▶ **Written instruction**: Work through the data line by line, gathering every line that has the word "JSON".

[START]

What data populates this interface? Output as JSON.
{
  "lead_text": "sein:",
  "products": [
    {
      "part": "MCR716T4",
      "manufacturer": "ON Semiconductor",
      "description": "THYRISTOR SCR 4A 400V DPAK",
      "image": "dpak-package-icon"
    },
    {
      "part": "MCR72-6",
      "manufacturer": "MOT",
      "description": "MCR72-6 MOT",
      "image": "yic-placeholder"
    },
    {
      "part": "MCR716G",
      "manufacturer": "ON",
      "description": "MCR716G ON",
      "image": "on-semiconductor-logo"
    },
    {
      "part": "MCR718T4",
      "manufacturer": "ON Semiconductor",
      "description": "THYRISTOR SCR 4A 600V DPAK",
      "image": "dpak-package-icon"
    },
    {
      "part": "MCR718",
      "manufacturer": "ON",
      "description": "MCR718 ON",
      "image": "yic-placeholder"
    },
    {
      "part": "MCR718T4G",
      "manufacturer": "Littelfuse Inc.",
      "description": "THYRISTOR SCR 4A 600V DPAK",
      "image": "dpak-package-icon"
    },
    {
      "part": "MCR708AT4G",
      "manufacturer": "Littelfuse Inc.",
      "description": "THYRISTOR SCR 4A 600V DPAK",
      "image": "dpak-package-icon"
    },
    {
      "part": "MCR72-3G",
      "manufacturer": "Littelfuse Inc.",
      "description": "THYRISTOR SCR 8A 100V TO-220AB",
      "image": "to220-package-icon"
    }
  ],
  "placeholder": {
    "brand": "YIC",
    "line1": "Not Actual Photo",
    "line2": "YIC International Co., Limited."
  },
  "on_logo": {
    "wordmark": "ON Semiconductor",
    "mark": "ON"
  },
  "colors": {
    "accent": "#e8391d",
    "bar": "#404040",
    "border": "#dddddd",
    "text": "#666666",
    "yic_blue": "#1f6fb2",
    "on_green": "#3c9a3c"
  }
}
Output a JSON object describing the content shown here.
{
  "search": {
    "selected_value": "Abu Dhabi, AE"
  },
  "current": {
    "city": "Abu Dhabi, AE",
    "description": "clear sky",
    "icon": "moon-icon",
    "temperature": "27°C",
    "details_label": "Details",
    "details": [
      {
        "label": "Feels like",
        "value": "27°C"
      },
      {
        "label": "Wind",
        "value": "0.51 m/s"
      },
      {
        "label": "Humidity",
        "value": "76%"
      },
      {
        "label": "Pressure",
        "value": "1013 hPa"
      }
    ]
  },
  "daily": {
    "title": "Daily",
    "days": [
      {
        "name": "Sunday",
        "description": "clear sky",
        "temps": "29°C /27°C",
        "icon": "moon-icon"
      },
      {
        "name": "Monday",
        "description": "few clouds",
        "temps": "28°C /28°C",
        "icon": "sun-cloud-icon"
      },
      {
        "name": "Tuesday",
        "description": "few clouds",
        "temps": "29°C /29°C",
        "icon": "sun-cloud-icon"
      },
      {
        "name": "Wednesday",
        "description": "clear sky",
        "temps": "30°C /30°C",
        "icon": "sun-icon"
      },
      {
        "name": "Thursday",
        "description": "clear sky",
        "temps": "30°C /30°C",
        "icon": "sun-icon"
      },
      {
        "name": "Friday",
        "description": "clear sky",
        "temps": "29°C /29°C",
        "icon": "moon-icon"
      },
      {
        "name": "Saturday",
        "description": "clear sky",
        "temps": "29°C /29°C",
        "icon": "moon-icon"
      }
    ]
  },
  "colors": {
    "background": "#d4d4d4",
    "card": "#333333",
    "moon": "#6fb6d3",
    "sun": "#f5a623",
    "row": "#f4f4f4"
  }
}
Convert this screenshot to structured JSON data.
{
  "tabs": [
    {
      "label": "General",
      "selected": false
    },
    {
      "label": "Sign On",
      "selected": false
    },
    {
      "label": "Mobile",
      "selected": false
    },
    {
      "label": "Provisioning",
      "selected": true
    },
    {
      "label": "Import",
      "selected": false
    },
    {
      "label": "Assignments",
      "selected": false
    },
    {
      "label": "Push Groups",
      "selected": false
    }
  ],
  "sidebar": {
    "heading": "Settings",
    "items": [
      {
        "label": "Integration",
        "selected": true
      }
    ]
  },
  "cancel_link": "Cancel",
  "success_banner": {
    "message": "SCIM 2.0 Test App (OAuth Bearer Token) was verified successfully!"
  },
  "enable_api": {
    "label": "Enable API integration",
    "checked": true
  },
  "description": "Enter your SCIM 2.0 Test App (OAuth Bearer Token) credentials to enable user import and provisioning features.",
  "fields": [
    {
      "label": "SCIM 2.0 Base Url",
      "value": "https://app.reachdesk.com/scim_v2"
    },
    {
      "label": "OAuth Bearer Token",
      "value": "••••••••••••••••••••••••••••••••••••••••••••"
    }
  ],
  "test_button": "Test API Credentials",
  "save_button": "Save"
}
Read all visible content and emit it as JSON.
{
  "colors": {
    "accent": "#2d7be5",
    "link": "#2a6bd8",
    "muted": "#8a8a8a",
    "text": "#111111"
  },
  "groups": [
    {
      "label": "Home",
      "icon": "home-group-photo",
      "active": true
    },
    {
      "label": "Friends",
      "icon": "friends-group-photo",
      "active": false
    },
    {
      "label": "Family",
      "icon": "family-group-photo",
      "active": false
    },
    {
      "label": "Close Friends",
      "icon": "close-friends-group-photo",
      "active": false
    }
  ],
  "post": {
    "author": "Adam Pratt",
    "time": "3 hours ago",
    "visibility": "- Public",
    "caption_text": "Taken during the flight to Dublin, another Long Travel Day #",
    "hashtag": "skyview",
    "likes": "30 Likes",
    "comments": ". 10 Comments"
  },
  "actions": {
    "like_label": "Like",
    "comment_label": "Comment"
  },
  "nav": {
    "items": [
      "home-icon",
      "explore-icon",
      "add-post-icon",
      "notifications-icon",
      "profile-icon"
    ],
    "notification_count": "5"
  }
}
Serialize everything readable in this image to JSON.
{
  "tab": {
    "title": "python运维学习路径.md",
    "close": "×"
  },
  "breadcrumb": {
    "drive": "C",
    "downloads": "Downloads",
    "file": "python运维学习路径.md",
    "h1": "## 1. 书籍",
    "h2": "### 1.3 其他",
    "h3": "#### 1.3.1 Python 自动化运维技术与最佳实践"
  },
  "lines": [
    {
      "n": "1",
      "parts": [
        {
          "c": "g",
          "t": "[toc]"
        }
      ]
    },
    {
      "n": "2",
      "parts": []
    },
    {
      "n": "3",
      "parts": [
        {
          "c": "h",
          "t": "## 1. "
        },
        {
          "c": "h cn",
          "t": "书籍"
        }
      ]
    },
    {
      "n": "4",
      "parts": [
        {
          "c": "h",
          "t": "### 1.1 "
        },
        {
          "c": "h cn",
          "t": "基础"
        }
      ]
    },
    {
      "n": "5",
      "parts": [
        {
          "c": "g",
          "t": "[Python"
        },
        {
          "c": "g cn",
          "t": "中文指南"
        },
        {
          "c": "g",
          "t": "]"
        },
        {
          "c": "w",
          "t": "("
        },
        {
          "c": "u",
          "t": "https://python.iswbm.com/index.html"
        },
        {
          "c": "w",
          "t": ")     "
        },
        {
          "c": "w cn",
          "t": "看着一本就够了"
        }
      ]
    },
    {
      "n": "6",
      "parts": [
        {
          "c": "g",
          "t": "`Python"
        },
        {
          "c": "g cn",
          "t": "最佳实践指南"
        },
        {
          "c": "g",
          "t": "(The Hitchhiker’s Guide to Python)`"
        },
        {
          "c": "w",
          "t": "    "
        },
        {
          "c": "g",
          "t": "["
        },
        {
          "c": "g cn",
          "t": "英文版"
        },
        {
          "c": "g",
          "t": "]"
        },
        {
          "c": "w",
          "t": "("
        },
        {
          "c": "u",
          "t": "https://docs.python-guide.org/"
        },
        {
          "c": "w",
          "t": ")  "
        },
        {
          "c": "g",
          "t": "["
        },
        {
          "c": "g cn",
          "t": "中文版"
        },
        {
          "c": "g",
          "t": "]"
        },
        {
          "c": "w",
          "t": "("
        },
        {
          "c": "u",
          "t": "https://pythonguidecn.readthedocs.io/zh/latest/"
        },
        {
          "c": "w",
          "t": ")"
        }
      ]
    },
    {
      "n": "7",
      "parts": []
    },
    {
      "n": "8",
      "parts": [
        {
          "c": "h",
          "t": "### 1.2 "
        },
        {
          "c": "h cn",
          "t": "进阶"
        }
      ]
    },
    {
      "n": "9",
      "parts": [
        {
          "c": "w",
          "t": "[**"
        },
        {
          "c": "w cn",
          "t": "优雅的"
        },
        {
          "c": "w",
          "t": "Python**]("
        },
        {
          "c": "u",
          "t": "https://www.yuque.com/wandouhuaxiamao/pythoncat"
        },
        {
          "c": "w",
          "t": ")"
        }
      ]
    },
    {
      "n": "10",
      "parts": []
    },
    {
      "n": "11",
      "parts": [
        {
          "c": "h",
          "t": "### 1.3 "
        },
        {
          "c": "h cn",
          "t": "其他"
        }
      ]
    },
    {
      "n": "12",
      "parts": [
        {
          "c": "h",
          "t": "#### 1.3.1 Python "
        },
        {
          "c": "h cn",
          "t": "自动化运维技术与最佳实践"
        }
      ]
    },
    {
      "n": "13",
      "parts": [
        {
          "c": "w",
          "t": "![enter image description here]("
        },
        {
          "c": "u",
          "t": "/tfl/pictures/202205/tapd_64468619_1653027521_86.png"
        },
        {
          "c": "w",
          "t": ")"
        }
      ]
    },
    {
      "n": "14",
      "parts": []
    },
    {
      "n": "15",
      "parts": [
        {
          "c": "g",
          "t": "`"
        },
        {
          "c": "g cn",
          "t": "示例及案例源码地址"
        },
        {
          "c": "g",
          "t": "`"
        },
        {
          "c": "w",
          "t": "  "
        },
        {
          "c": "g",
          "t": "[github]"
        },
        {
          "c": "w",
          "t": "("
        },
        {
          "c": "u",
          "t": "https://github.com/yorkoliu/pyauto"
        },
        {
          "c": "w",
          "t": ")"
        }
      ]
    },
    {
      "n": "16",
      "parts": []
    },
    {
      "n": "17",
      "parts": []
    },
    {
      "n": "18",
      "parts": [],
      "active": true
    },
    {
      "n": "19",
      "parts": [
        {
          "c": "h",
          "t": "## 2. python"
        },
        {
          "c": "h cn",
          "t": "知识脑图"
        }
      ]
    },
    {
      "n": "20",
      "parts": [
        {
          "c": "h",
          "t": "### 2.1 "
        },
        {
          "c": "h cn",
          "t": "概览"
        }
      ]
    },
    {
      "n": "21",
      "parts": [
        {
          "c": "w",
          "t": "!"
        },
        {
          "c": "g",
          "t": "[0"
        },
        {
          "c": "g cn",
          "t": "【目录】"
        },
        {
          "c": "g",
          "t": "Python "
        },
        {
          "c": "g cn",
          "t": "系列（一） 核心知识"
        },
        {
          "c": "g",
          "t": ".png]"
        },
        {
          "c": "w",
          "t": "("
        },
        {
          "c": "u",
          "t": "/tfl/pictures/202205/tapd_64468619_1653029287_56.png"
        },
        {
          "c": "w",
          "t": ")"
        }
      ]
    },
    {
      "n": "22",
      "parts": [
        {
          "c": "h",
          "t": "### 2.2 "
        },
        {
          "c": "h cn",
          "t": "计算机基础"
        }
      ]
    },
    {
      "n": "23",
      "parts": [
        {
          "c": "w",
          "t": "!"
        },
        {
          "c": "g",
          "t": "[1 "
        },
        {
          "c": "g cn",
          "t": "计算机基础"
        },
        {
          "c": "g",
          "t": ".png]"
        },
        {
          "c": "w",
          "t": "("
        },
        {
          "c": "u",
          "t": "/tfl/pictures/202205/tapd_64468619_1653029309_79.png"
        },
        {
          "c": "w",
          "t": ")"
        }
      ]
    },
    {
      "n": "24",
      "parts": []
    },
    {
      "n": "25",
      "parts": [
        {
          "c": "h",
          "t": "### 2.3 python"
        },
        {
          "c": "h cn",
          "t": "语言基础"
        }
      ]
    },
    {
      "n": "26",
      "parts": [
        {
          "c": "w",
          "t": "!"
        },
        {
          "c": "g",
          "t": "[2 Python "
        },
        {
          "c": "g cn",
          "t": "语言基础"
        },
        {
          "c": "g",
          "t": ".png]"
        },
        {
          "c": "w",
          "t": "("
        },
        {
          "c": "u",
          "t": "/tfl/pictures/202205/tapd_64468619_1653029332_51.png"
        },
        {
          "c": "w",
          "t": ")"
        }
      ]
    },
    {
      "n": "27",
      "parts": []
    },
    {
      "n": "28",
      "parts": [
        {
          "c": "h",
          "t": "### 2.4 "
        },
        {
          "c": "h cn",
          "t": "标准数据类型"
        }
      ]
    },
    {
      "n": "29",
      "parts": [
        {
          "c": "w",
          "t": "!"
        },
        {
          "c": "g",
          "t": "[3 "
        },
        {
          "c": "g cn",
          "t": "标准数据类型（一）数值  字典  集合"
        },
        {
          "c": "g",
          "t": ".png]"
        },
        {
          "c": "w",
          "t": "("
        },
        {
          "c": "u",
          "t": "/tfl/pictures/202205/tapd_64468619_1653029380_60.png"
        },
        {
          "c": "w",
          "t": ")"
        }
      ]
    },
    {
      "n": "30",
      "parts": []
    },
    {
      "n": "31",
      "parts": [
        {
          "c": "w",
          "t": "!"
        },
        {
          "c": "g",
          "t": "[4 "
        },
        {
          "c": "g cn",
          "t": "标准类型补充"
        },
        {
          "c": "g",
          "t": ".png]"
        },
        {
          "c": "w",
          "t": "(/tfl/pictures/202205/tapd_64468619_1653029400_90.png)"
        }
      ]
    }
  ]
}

[END]

▶ **Task result**:
What data populates this interface? Output as JSON.
Output a JSON object describing the content shown here.
Convert this screenshot to structured JSON data.
Read all visible content and emit it as JSON.
Serialize everything readable in this image to JSON.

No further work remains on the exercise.